■ Work required ■
Would you write out the listing verbatim and skip every picture in it?

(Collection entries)
»»
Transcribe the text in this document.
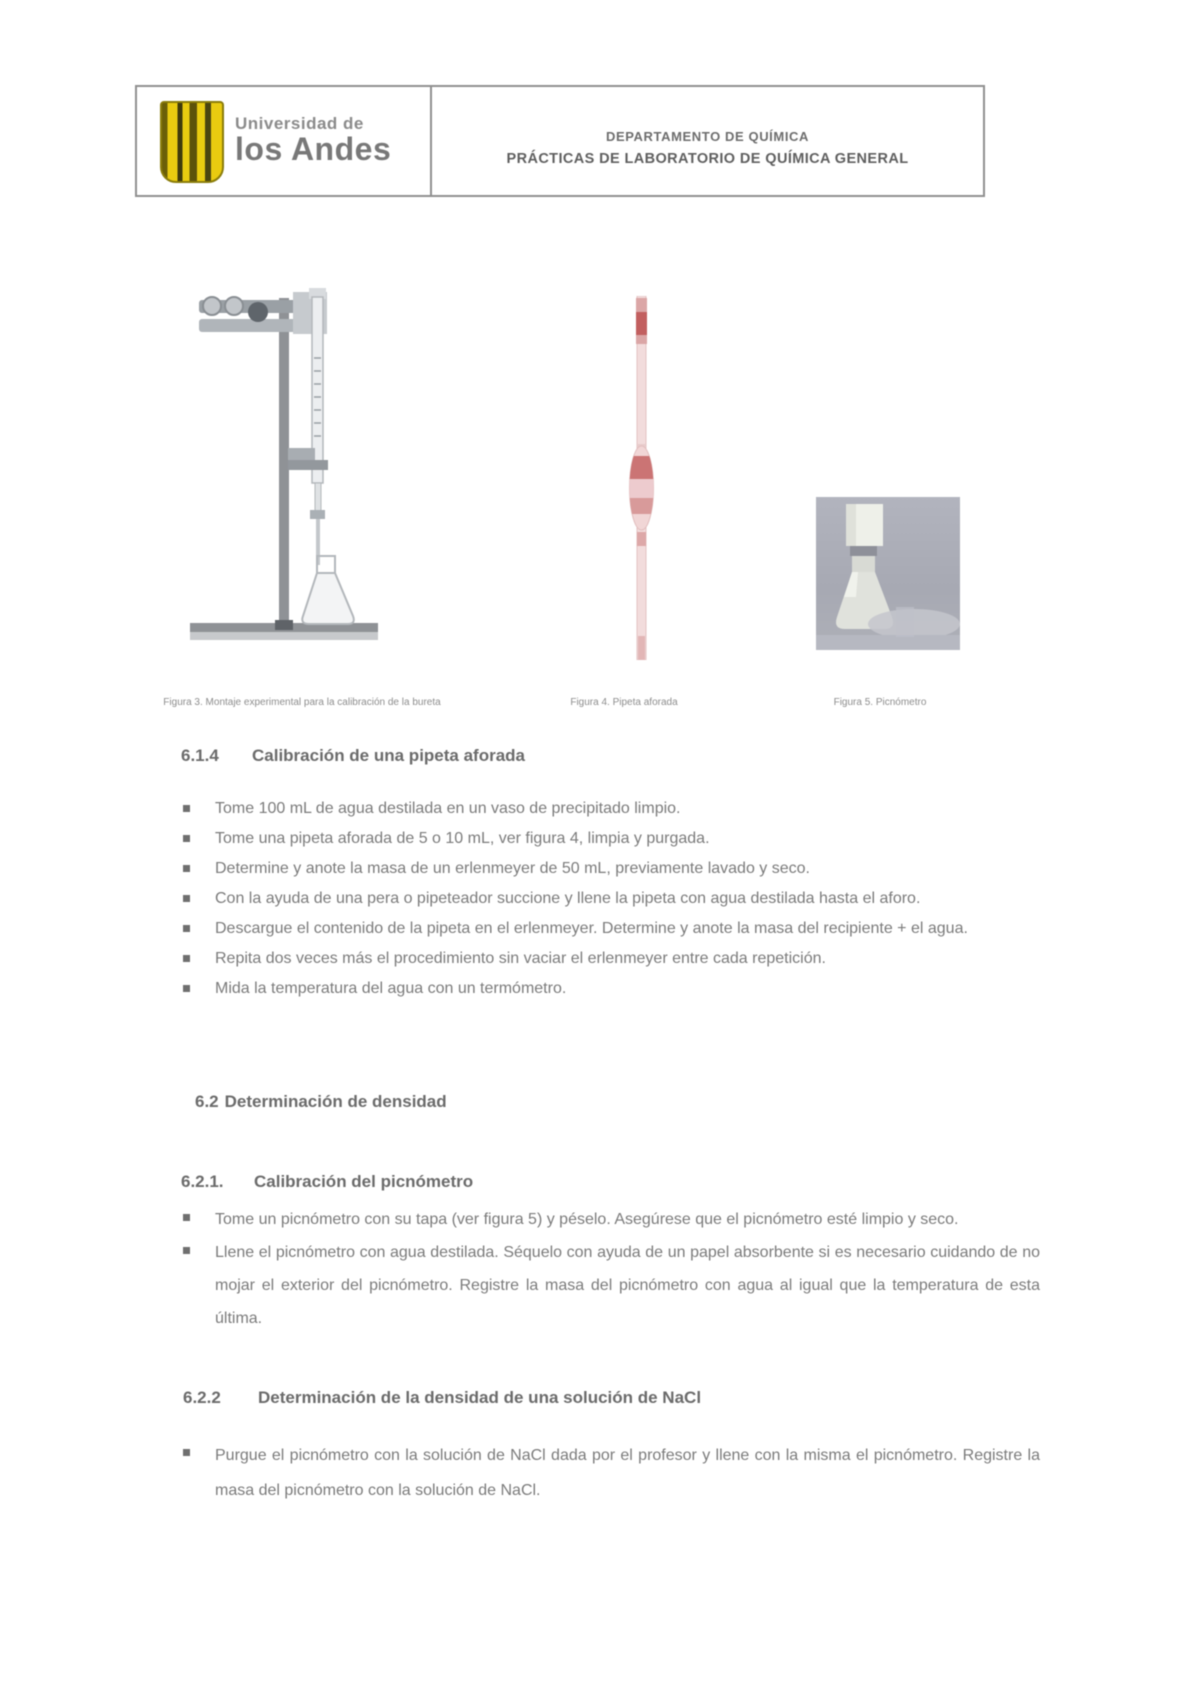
Universidad de
los Andes	DEPARTAMENTO DE QUÍMICA
PRÁCTICAS DE LABORATORIO DE QUÍMICA GENERAL
Figura 3. Montaje experimental para la calibración de la bureta	Figura 4. Pipeta aforada	Figura 5. Picnómetro
6.1.4 Calibración de una pipeta aforada
Tome 100 mL de agua destilada en un vaso de precipitado limpio.
Tome una pipeta aforada de 5 o 10 mL, ver figura 4, limpia y purgada.
Determine y anote la masa de un erlenmeyer de 50 mL, previamente lavado y seco.
Con la ayuda de una pera o pipeteador succione y llene la pipeta con agua destilada hasta el aforo.
Descargue el contenido de la pipeta en el erlenmeyer. Determine y anote la masa del recipiente + el agua.
Repita dos veces más el procedimiento sin vaciar el erlenmeyer entre cada repetición.
Mida la temperatura del agua con un termómetro.
6.2 Determinación de densidad
6.2.1. Calibración del picnómetro
Tome un picnómetro con su tapa (ver figura 5) y péselo. Asegúrese que el picnómetro esté limpio y seco.
Llene el picnómetro con agua destilada. Séquelo con ayuda de un papel absorbente si es necesario cuidando de no mojar el exterior del picnómetro. Registre la masa del picnómetro con agua al igual que la temperatura de esta última.
6.2.2 Determinación de la densidad de una solución de NaCl
Purgue el picnómetro con la solución de NaCl dada por el profesor y llene con la misma el picnómetro. Registre la masa del picnómetro con la solución de NaCl.
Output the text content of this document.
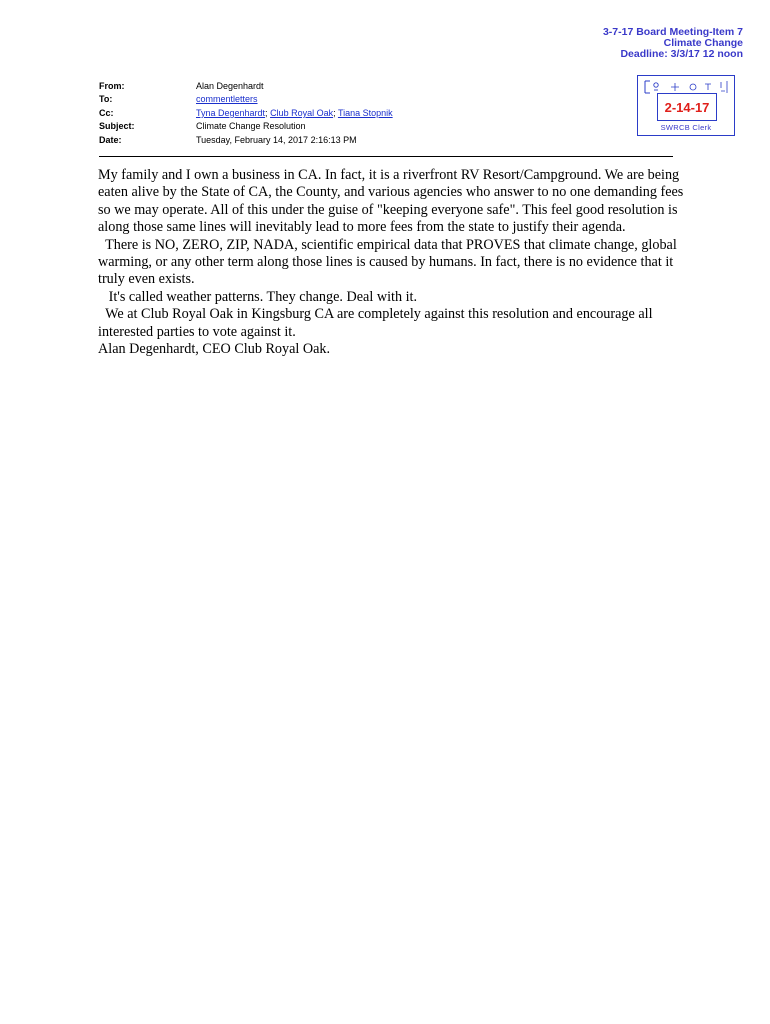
3-7-17 Board Meeting-Item 7
Climate Change
Deadline: 3/3/17 12 noon
2-14-17
SWRCB Clerk
From:	Alan Degenhardt
To:	commentletters
Cc:	Tyna Degenhardt; Club Royal Oak; Tiana Stopnik
Subject:	Climate Change Resolution
Date:	Tuesday, February 14, 2017 2:16:13 PM

My family and I own a business in CA. In fact, it is a riverfront RV Resort/Campground. We are being eaten alive by the State of CA, the County, and various agencies who answer to no one demanding fees so we may operate. All of this under the guise of "keeping everyone safe". This feel good resolution is along those same lines will inevitably lead to more fees from the state to justify their agenda.

There is NO, ZERO, ZIP, NADA, scientific empirical data that PROVES that climate change, global warming, or any other term along those lines is caused by humans. In fact, there is no evidence that it truly even exists.

It's called weather patterns. They change. Deal with it.

We at Club Royal Oak in Kingsburg CA are completely against this resolution and encourage all interested parties to vote against it.

Alan Degenhardt, CEO Club Royal Oak.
««
■ Written answer ■
Transcribe the text in this document.
Universidad de
los Andes	DEPARTAMENTO DE QUÍMICA
PRÁCTICAS DE LABORATORIO DE QUÍMICA GENERAL
Figura 3. Montaje experimental para la calibración de la bureta	Figura 4. Pipeta aforada	Figura 5. Picnómetro
6.1.4 Calibración de una pipeta aforada
Tome 100 mL de agua destilada en un vaso de precipitado limpio.
Tome una pipeta aforada de 5 o 10 mL, ver figura 4, limpia y purgada.
Determine y anote la masa de un erlenmeyer de 50 mL, previamente lavado y seco.
Con la ayuda de una pera o pipeteador succione y llene la pipeta con agua destilada hasta el aforo.
Descargue el contenido de la pipeta en el erlenmeyer. Determine y anote la masa del recipiente + el agua.
Repita dos veces más el procedimiento sin vaciar el erlenmeyer entre cada repetición.
Mida la temperatura del agua con un termómetro.
6.2 Determinación de densidad
6.2.1. Calibración del picnómetro
Tome un picnómetro con su tapa (ver figura 5) y péselo. Asegúrese que el picnómetro esté limpio y seco.
Llene el picnómetro con agua destilada. Séquelo con ayuda de un papel absorbente si es necesario cuidando de no mojar el exterior del picnómetro. Registre la masa del picnómetro con agua al igual que la temperatura de esta última.
6.2.2 Determinación de la densidad de una solución de NaCl
Purgue el picnómetro con la solución de NaCl dada por el profesor y llene con la misma el picnómetro. Registre la masa del picnómetro con la solución de NaCl.
Output the text content of this document.
3-7-17 Board Meeting-Item 7
Climate Change
Deadline: 3/3/17 12 noon
2-14-17
SWRCB Clerk
From:	Alan Degenhardt
To:	commentletters
Cc:	Tyna Degenhardt; Club Royal Oak; Tiana Stopnik
Subject:	Climate Change Resolution
Date:	Tuesday, February 14, 2017 2:16:13 PM

My family and I own a business in CA. In fact, it is a riverfront RV Resort/Campground. We are being eaten alive by the State of CA, the County, and various agencies who answer to no one demanding fees so we may operate. All of this under the guise of "keeping everyone safe". This feel good resolution is along those same lines will inevitably lead to more fees from the state to justify their agenda.

There is NO, ZERO, ZIP, NADA, scientific empirical data that PROVES that climate change, global warming, or any other term along those lines is caused by humans. In fact, there is no evidence that it truly even exists.

It's called weather patterns. They change. Deal with it.

We at Club Royal Oak in Kingsburg CA are completely against this resolution and encourage all interested parties to vote against it.

Alan Degenhardt, CEO Club Royal Oak.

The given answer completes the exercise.